## [GIVEN DATA]

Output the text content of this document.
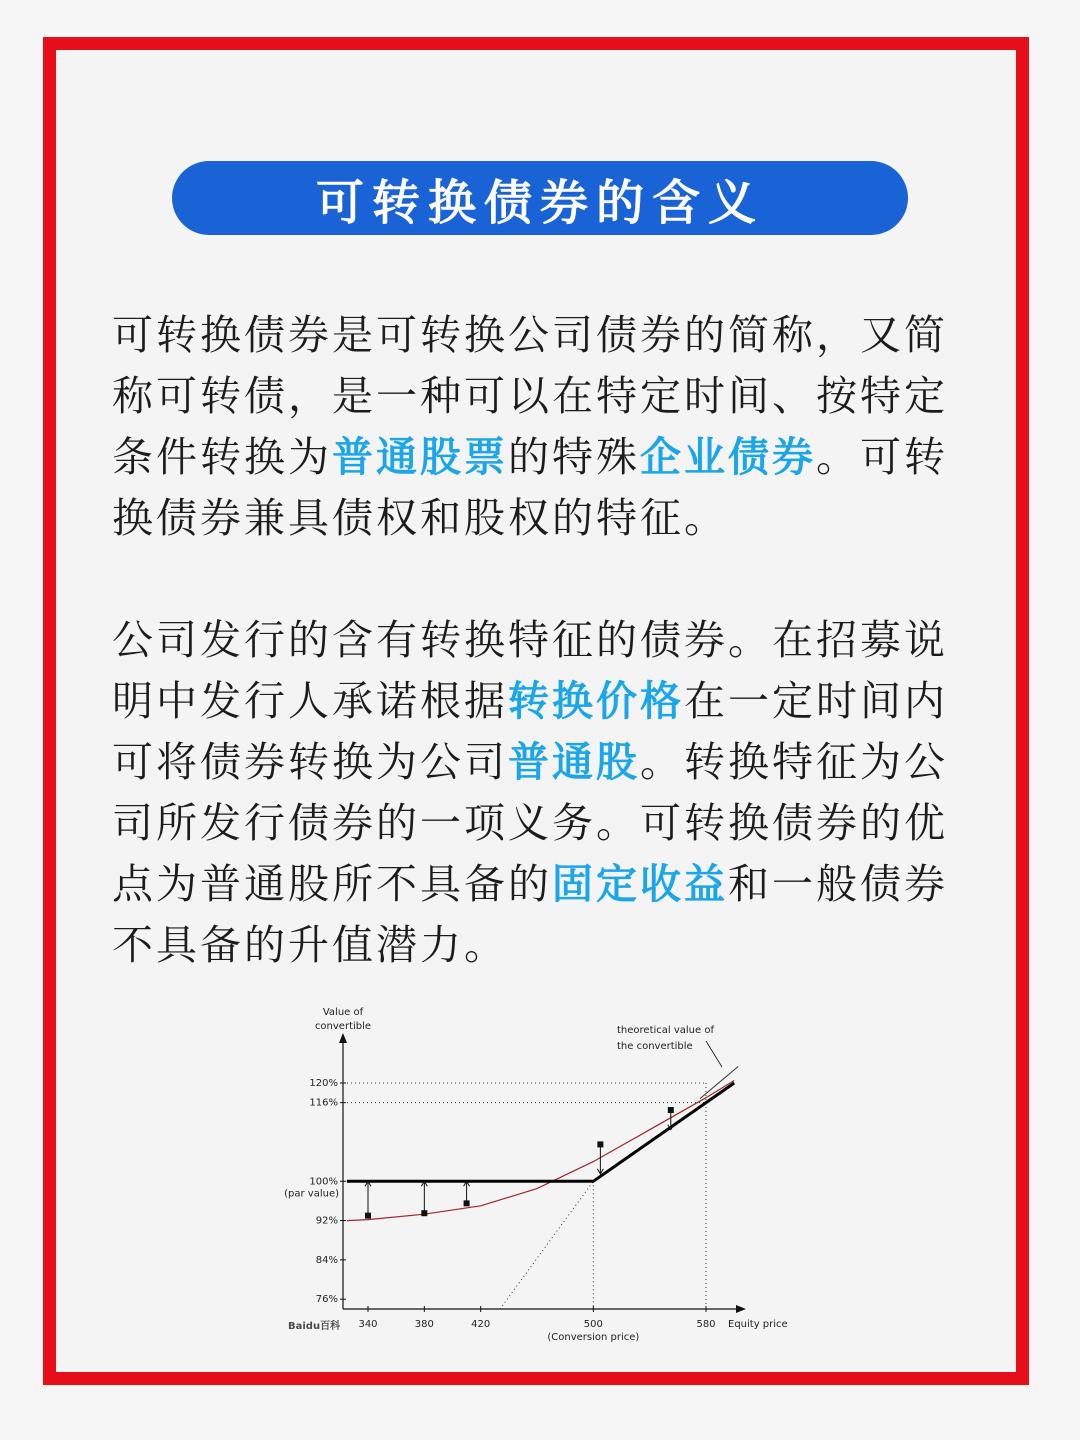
可转换债券的含义
可转换债券是可转换公司债券的简称，又简称可转债，是一种可以在特定时间、按特定条件转换为普通股票的特殊企业债券。可转换债券兼具债权和股权的特征。
公司发行的含有转换特征的债券。在招募说明中发行人承诺根据转换价格在一定时间内可将债券转换为公司普通股。转换特征为公司所发行债券的一项义务。可转换债券的优点为普通股所不具备的固定收益和一般债券不具备的升值潜力。
120%
116%
100%
92%
84%
76%
(par value)
340	380	420	500	580
(Conversion price)
Equity price
Value of
convertible	theoretical value of
the convertible
Baidu百科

## [EXERCISE OBJECTIVE]
Repeat the data above exactly, but not the pictures.

## [SOLUTION TO THE PROBLEM]
Output the text content of this document.
可转换债券的含义
可转换债券是可转换公司债券的简称，又简称可转债，是一种可以在特定时间、按特定条件转换为普通股票的特殊企业债券。可转换债券兼具债权和股权的特征。
公司发行的含有转换特征的债券。在招募说明中发行人承诺根据转换价格在一定时间内可将债券转换为公司普通股。转换特征为公司所发行债券的一项义务。可转换债券的优点为普通股所不具备的固定收益和一般债券不具备的升值潜力。
120%
116%
100%
92%
84%
76%
(par value)
340	380	420	500	580
(Conversion price)
Equity price
Value of
convertible	theoretical value of
the convertible
Baidu百科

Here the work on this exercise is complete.